- **Instructions for the task**
Count the lines below that include the word "WhatsApp" and write that number alone.

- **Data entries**
-- -- --

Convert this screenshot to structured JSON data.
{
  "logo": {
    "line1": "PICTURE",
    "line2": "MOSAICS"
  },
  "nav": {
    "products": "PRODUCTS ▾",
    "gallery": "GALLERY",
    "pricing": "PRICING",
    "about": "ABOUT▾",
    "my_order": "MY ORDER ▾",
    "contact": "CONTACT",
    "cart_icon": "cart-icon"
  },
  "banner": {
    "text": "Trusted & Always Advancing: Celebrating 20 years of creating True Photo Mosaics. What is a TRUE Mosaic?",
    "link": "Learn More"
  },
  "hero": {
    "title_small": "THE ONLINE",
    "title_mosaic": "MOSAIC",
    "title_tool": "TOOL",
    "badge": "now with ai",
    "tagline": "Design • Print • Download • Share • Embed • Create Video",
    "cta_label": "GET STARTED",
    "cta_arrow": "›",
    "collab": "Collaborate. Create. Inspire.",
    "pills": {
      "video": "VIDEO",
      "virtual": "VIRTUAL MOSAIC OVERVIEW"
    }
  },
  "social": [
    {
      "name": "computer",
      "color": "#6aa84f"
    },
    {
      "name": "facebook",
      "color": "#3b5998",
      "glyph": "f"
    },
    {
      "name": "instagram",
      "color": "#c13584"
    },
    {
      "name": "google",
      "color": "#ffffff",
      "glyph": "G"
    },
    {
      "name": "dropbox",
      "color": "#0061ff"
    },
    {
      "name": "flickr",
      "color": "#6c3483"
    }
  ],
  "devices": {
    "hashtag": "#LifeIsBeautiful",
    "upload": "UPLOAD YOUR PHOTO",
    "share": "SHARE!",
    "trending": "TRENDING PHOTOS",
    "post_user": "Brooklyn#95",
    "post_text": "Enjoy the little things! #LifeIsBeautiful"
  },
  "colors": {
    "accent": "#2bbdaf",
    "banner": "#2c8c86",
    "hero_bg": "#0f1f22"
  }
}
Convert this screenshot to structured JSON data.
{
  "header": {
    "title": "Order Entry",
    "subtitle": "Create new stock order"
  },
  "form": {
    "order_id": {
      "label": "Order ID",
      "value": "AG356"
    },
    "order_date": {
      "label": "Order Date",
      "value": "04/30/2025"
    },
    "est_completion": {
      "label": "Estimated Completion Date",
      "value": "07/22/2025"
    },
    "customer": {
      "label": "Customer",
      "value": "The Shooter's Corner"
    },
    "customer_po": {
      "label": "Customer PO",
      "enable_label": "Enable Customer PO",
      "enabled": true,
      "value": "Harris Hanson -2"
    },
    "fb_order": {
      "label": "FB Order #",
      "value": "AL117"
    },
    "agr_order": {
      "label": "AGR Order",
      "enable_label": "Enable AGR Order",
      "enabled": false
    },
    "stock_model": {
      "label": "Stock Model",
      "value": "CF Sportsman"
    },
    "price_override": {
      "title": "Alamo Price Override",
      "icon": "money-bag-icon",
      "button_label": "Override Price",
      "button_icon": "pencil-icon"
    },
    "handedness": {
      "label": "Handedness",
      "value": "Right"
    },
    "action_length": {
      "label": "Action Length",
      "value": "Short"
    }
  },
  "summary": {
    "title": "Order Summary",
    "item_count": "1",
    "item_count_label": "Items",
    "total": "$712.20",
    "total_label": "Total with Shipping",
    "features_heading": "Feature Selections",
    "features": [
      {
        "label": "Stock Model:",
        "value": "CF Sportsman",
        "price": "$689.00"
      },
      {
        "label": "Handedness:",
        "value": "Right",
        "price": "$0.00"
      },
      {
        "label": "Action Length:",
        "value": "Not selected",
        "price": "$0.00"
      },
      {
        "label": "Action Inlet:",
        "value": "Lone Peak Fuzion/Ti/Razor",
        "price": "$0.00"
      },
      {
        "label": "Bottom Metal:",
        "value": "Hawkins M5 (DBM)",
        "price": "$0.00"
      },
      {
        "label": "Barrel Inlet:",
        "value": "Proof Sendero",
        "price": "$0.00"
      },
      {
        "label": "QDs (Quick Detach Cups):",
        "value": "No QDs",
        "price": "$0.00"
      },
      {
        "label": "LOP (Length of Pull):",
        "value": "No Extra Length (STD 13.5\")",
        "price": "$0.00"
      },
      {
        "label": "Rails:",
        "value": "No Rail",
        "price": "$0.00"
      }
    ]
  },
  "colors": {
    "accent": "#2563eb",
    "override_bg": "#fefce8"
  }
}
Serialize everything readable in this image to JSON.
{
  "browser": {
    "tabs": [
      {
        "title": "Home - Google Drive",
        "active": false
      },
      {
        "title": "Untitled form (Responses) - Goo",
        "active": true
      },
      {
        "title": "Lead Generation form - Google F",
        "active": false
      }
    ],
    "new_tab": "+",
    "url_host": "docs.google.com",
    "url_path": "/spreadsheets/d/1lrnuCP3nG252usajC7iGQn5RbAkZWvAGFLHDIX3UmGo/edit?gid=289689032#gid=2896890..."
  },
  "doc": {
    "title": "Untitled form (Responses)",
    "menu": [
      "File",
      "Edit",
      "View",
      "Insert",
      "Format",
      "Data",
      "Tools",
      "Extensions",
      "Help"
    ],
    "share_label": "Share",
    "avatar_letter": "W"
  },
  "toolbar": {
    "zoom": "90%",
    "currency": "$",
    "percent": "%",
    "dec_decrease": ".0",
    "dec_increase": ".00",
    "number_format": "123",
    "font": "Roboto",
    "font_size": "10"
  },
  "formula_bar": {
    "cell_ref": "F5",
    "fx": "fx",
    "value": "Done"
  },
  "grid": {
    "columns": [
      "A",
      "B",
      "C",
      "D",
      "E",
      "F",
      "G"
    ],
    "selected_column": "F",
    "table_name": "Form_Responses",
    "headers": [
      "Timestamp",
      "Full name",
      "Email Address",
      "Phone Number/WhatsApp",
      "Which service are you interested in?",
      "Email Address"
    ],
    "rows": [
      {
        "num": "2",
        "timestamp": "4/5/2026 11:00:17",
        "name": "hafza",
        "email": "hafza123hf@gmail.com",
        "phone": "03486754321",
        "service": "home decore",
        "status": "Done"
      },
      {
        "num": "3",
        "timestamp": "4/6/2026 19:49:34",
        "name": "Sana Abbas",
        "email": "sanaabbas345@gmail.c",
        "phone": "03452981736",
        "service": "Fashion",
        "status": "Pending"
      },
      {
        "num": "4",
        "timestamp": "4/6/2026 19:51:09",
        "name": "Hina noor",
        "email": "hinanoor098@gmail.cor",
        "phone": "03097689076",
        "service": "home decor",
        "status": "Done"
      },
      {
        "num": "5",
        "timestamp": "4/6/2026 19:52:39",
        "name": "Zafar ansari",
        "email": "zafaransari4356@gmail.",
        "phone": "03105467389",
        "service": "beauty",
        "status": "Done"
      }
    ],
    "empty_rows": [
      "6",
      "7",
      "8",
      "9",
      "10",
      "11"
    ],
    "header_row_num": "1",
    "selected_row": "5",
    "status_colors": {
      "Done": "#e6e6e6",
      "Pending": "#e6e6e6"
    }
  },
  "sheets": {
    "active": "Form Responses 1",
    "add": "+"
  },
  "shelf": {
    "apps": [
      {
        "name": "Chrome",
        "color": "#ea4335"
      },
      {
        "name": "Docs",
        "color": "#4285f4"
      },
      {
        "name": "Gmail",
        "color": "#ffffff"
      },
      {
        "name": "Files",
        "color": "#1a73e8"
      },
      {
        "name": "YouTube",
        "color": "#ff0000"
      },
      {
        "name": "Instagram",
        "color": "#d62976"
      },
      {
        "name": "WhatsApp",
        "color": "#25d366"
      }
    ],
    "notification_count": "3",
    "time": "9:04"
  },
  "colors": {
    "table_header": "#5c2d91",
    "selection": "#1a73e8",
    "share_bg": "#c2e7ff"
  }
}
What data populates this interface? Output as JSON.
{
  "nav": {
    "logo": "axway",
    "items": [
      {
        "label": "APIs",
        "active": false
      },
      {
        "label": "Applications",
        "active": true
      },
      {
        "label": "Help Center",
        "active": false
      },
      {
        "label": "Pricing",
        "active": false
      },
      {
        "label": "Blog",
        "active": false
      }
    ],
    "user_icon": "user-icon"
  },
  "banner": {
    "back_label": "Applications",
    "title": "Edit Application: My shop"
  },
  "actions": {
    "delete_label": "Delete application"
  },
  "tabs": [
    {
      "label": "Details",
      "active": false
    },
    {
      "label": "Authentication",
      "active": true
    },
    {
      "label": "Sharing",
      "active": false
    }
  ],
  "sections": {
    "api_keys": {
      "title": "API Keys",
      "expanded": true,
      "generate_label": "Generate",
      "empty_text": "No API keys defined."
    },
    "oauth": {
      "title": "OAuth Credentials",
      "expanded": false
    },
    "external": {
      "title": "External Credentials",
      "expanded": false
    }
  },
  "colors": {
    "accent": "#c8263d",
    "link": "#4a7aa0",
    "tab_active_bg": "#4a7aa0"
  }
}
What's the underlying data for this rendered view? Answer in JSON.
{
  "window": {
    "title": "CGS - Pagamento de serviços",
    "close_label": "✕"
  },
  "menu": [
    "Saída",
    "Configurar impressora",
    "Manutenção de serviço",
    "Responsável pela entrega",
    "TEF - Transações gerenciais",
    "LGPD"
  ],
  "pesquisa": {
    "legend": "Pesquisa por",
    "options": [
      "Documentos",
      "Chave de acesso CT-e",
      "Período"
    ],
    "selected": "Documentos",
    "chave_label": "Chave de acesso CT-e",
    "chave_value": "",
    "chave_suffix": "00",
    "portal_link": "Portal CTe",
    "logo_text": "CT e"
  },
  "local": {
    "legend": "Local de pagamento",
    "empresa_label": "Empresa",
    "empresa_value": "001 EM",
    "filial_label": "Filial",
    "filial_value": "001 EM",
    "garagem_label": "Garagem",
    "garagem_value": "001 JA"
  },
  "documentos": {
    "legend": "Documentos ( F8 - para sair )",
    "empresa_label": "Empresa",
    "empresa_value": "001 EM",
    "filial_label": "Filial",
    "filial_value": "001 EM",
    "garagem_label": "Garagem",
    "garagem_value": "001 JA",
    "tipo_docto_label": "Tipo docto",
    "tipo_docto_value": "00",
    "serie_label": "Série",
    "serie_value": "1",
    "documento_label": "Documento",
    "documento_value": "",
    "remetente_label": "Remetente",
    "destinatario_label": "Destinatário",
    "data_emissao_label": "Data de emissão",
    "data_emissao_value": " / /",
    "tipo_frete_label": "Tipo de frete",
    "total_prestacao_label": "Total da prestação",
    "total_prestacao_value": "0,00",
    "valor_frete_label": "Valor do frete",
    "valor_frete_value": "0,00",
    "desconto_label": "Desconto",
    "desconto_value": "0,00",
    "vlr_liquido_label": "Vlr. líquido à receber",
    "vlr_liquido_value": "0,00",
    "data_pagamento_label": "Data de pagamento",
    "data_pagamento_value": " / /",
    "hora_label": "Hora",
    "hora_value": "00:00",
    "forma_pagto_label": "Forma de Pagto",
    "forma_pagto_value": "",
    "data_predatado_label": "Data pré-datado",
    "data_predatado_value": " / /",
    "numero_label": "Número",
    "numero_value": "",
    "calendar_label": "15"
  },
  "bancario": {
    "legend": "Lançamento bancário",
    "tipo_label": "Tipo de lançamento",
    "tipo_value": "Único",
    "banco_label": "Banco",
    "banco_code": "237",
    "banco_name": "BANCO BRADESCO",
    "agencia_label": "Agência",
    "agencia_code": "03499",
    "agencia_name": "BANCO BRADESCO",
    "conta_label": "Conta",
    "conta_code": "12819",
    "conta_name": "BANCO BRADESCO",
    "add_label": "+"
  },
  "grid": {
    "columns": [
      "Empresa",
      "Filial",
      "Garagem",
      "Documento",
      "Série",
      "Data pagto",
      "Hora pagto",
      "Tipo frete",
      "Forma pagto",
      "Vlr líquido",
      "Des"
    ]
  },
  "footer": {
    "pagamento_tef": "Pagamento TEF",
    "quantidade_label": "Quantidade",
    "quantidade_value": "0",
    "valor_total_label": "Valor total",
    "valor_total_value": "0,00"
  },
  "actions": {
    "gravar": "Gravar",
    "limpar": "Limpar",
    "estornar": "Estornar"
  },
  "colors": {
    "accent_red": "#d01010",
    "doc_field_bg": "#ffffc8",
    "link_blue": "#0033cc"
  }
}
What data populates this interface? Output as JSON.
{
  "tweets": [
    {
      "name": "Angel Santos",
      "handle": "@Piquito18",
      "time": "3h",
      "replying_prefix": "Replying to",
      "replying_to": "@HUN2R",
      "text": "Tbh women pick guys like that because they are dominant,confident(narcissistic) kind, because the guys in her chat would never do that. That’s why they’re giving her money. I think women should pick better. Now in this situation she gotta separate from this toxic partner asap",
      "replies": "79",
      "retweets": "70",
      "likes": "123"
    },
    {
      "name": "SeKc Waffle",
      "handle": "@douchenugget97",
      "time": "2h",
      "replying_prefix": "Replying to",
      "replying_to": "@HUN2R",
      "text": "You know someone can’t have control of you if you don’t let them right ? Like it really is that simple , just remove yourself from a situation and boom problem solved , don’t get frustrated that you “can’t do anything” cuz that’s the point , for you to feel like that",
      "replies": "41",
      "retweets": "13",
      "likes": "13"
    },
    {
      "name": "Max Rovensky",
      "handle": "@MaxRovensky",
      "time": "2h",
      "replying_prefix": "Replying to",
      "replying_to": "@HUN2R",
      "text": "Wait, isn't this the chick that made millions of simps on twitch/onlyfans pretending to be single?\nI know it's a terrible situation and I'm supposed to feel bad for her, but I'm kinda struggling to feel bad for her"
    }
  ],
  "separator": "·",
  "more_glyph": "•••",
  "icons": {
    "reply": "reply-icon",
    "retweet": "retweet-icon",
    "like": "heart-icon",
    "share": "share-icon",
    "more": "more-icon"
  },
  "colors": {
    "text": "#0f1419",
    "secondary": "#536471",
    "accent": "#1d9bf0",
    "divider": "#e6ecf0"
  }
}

-- -- --

- **Solution to this exercise**
2